### Your task
Write each line out again exactly as written.
******
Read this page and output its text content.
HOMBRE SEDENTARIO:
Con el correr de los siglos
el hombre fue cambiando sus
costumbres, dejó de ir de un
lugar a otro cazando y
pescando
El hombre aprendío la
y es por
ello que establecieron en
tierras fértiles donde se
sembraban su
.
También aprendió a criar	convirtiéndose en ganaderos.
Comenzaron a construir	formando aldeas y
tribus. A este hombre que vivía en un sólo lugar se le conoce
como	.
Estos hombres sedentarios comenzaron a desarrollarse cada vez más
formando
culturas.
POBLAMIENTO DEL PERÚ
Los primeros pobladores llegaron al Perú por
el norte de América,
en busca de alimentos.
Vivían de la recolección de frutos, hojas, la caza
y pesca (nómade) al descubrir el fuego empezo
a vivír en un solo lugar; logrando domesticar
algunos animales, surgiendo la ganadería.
******
### Task answer
Read this page and output its text content.
HOMBRE SEDENTARIO:
Con el correr de los siglos
el hombre fue cambiando sus
costumbres, dejó de ir de un
lugar a otro cazando y
pescando
El hombre aprendío la
y es por
ello que establecieron en
tierras fértiles donde se
sembraban su
.
También aprendió a criar	convirtiéndose en ganaderos.
Comenzaron a construir	formando aldeas y
tribus. A este hombre que vivía en un sólo lugar se le conoce
como	.
Estos hombres sedentarios comenzaron a desarrollarse cada vez más
formando
culturas.
POBLAMIENTO DEL PERÚ
Los primeros pobladores llegaron al Perú por
el norte de América,
en busca de alimentos.
Vivían de la recolección de frutos, hojas, la caza
y pesca (nómade) al descubrir el fuego empezo
a vivír en un solo lugar; logrando domesticar
algunos animales, surgiendo la ganadería.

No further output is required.